** REQUIREMENT **
Would you return all of this data exactly, leaving nothing out?
═══ EXTRACTED DATA ═══
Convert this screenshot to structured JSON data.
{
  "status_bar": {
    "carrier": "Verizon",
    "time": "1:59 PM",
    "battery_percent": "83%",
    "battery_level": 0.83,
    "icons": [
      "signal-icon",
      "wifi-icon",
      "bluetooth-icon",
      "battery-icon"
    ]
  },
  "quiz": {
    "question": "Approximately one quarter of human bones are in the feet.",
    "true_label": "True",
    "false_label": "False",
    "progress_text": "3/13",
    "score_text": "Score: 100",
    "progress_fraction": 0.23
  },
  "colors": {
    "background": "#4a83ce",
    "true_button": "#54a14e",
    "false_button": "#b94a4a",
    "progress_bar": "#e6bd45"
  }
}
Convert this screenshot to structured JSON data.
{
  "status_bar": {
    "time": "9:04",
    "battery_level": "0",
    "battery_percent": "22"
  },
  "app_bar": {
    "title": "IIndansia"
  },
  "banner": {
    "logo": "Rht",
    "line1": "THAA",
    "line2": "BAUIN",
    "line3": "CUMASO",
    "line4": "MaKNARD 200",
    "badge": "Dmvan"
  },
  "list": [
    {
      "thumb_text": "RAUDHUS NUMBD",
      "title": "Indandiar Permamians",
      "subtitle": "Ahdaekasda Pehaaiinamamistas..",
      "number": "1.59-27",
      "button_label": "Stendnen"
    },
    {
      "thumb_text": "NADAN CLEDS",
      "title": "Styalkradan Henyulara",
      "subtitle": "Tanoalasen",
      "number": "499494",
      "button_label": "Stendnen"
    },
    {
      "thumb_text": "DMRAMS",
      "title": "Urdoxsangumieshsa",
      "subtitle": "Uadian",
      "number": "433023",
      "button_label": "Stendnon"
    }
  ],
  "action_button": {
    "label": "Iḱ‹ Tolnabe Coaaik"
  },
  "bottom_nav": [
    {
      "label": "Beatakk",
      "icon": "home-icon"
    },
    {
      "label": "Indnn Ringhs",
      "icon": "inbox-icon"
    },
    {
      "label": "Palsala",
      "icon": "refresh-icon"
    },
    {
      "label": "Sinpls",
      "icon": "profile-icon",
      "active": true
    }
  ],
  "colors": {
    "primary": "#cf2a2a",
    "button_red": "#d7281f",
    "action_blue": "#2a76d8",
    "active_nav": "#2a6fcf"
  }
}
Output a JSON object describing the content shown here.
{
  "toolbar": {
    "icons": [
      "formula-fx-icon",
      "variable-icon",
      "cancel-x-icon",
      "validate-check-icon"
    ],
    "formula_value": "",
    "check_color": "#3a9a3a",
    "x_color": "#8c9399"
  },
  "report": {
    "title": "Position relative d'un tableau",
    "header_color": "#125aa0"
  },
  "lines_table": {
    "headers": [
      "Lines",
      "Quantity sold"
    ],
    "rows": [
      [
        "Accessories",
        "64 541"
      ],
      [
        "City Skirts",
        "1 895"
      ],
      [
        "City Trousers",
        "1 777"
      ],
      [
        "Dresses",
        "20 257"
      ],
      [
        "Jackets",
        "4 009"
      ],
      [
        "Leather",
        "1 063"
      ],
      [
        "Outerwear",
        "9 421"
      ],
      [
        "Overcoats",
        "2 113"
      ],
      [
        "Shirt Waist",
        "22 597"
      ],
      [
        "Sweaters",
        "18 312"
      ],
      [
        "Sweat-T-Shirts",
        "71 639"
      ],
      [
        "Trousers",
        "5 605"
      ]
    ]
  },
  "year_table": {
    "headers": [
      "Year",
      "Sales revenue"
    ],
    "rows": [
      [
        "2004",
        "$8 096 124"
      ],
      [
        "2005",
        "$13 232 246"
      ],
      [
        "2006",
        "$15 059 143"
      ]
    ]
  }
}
═══
** ANSWER TO THE EXERCISE **
Convert this screenshot to structured JSON data.
{
  "status_bar": {
    "carrier": "Verizon",
    "time": "1:59 PM",
    "battery_percent": "83%",
    "battery_level": 0.83,
    "icons": [
      "signal-icon",
      "wifi-icon",
      "bluetooth-icon",
      "battery-icon"
    ]
  },
  "quiz": {
    "question": "Approximately one quarter of human bones are in the feet.",
    "true_label": "True",
    "false_label": "False",
    "progress_text": "3/13",
    "score_text": "Score: 100",
    "progress_fraction": 0.23
  },
  "colors": {
    "background": "#4a83ce",
    "true_button": "#54a14e",
    "false_button": "#b94a4a",
    "progress_bar": "#e6bd45"
  }
}
Convert this screenshot to structured JSON data.
{
  "status_bar": {
    "time": "9:04",
    "battery_level": "0",
    "battery_percent": "22"
  },
  "app_bar": {
    "title": "IIndansia"
  },
  "banner": {
    "logo": "Rht",
    "line1": "THAA",
    "line2": "BAUIN",
    "line3": "CUMASO",
    "line4": "MaKNARD 200",
    "badge": "Dmvan"
  },
  "list": [
    {
      "thumb_text": "RAUDHUS NUMBD",
      "title": "Indandiar Permamians",
      "subtitle": "Ahdaekasda Pehaaiinamamistas..",
      "number": "1.59-27",
      "button_label": "Stendnen"
    },
    {
      "thumb_text": "NADAN CLEDS",
      "title": "Styalkradan Henyulara",
      "subtitle": "Tanoalasen",
      "number": "499494",
      "button_label": "Stendnen"
    },
    {
      "thumb_text": "DMRAMS",
      "title": "Urdoxsangumieshsa",
      "subtitle": "Uadian",
      "number": "433023",
      "button_label": "Stendnon"
    }
  ],
  "action_button": {
    "label": "Iḱ‹ Tolnabe Coaaik"
  },
  "bottom_nav": [
    {
      "label": "Beatakk",
      "icon": "home-icon"
    },
    {
      "label": "Indnn Ringhs",
      "icon": "inbox-icon"
    },
    {
      "label": "Palsala",
      "icon": "refresh-icon"
    },
    {
      "label": "Sinpls",
      "icon": "profile-icon",
      "active": true
    }
  ],
  "colors": {
    "primary": "#cf2a2a",
    "button_red": "#d7281f",
    "action_blue": "#2a76d8",
    "active_nav": "#2a6fcf"
  }
}
Output a JSON object describing the content shown here.
{
  "toolbar": {
    "icons": [
      "formula-fx-icon",
      "variable-icon",
      "cancel-x-icon",
      "validate-check-icon"
    ],
    "formula_value": "",
    "check_color": "#3a9a3a",
    "x_color": "#8c9399"
  },
  "report": {
    "title": "Position relative d'un tableau",
    "header_color": "#125aa0"
  },
  "lines_table": {
    "headers": [
      "Lines",
      "Quantity sold"
    ],
    "rows": [
      [
        "Accessories",
        "64 541"
      ],
      [
        "City Skirts",
        "1 895"
      ],
      [
        "City Trousers",
        "1 777"
      ],
      [
        "Dresses",
        "20 257"
      ],
      [
        "Jackets",
        "4 009"
      ],
      [
        "Leather",
        "1 063"
      ],
      [
        "Outerwear",
        "9 421"
      ],
      [
        "Overcoats",
        "2 113"
      ],
      [
        "Shirt Waist",
        "22 597"
      ],
      [
        "Sweaters",
        "18 312"
      ],
      [
        "Sweat-T-Shirts",
        "71 639"
      ],
      [
        "Trousers",
        "5 605"
      ]
    ]
  },
  "year_table": {
    "headers": [
      "Year",
      "Sales revenue"
    ],
    "rows": [
      [
        "2004",
        "$8 096 124"
      ],
      [
        "2005",
        "$13 232 246"
      ],
      [
        "2006",
        "$15 059 143"
      ]
    ]
  }
}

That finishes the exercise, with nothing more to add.